▸ **Spatial layout data**
"""
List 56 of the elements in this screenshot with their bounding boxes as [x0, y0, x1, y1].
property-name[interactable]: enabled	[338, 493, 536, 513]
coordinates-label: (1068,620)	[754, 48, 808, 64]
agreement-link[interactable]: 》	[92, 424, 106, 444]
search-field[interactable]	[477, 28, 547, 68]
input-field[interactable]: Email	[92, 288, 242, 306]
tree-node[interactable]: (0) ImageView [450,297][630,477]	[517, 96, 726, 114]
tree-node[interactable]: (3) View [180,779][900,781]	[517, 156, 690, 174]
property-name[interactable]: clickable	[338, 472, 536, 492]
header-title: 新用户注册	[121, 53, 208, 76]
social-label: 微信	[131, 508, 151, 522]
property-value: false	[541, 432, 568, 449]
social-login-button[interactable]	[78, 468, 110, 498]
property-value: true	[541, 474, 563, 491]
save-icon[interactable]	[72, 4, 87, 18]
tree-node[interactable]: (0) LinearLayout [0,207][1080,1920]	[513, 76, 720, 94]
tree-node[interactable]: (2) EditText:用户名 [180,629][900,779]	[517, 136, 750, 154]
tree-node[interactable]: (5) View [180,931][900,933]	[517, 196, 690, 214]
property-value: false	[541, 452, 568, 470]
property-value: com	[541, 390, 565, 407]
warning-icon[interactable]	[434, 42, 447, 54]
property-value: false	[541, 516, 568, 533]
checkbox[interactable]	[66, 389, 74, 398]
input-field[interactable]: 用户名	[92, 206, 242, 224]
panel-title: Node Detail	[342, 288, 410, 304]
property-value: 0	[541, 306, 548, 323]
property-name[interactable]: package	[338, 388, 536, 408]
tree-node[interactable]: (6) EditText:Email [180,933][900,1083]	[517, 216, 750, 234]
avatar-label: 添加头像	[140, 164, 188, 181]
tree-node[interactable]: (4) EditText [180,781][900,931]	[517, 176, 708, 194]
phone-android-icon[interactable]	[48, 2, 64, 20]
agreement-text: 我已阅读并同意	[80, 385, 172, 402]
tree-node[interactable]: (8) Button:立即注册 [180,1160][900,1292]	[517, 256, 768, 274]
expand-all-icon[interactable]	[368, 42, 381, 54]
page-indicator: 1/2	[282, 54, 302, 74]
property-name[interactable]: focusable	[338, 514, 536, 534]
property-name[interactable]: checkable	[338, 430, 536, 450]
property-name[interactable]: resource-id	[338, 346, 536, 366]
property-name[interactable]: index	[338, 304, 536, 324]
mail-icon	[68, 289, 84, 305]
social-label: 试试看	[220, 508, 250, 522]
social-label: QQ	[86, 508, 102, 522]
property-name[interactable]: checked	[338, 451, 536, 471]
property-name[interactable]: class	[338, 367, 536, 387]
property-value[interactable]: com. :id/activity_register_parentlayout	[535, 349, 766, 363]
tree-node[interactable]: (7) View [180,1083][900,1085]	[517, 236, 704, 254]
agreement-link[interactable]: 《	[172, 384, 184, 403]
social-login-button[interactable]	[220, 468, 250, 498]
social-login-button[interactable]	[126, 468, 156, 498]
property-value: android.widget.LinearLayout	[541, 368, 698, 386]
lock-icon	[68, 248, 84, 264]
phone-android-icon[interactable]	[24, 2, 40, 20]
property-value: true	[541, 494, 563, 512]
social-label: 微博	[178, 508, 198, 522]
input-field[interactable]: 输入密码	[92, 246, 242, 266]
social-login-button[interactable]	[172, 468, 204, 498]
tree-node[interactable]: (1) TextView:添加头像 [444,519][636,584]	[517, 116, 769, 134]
"""
▸ **Work to do**
Reproduce the records above in full, switching every occurrence of "social-label" to "social-caption" and leaving all other text unchanged.

▸ **Solution to this exercise**
List 56 of the elements in this screenshot with their bounding boxes as [x0, y0, x1, y1].
property-name[interactable]: enabled	[338, 493, 536, 513]
coordinates-label: (1068,620)	[754, 48, 808, 64]
agreement-link[interactable]: 》	[92, 424, 106, 444]
search-field[interactable]	[477, 28, 547, 68]
input-field[interactable]: Email	[92, 288, 242, 306]
tree-node[interactable]: (0) ImageView [450,297][630,477]	[517, 96, 726, 114]
tree-node[interactable]: (3) View [180,779][900,781]	[517, 156, 690, 174]
property-name[interactable]: clickable	[338, 472, 536, 492]
header-title: 新用户注册	[121, 53, 208, 76]
social-caption: 微信	[131, 508, 151, 522]
property-value: false	[541, 432, 568, 449]
social-login-button[interactable]	[78, 468, 110, 498]
property-value: true	[541, 474, 563, 491]
save-icon[interactable]	[72, 4, 87, 18]
tree-node[interactable]: (0) LinearLayout [0,207][1080,1920]	[513, 76, 720, 94]
tree-node[interactable]: (2) EditText:用户名 [180,629][900,779]	[517, 136, 750, 154]
tree-node[interactable]: (5) View [180,931][900,933]	[517, 196, 690, 214]
property-value: false	[541, 452, 568, 470]
property-value: com	[541, 390, 565, 407]
warning-icon[interactable]	[434, 42, 447, 54]
property-value: false	[541, 516, 568, 533]
checkbox[interactable]	[66, 389, 74, 398]
input-field[interactable]: 用户名	[92, 206, 242, 224]
panel-title: Node Detail	[342, 288, 410, 304]
property-value: 0	[541, 306, 548, 323]
property-name[interactable]: package	[338, 388, 536, 408]
tree-node[interactable]: (6) EditText:Email [180,933][900,1083]	[517, 216, 750, 234]
avatar-label: 添加头像	[140, 164, 188, 181]
tree-node[interactable]: (4) EditText [180,781][900,931]	[517, 176, 708, 194]
phone-android-icon[interactable]	[48, 2, 64, 20]
agreement-text: 我已阅读并同意	[80, 385, 172, 402]
tree-node[interactable]: (8) Button:立即注册 [180,1160][900,1292]	[517, 256, 768, 274]
expand-all-icon[interactable]	[368, 42, 381, 54]
page-indicator: 1/2	[282, 54, 302, 74]
property-name[interactable]: focusable	[338, 514, 536, 534]
property-name[interactable]: checkable	[338, 430, 536, 450]
property-name[interactable]: resource-id	[338, 346, 536, 366]
property-name[interactable]: index	[338, 304, 536, 324]
mail-icon	[68, 289, 84, 305]
social-caption: 试试看	[220, 508, 250, 522]
social-caption: QQ	[86, 508, 102, 522]
property-name[interactable]: checked	[338, 451, 536, 471]
property-name[interactable]: class	[338, 367, 536, 387]
property-value[interactable]: com. :id/activity_register_parentlayout	[535, 349, 766, 363]
tree-node[interactable]: (7) View [180,1083][900,1085]	[517, 236, 704, 254]
agreement-link[interactable]: 《	[172, 384, 184, 403]
social-login-button[interactable]	[220, 468, 250, 498]
social-login-button[interactable]	[126, 468, 156, 498]
property-value: android.widget.LinearLayout	[541, 368, 698, 386]
lock-icon	[68, 248, 84, 264]
phone-android-icon[interactable]	[24, 2, 40, 20]
property-value: true	[541, 494, 563, 512]
social-caption: 微博	[178, 508, 198, 522]
input-field[interactable]: 输入密码	[92, 246, 242, 266]
social-login-button[interactable]	[172, 468, 204, 498]
tree-node[interactable]: (1) TextView:添加头像 [444,519][636,584]	[517, 116, 769, 134]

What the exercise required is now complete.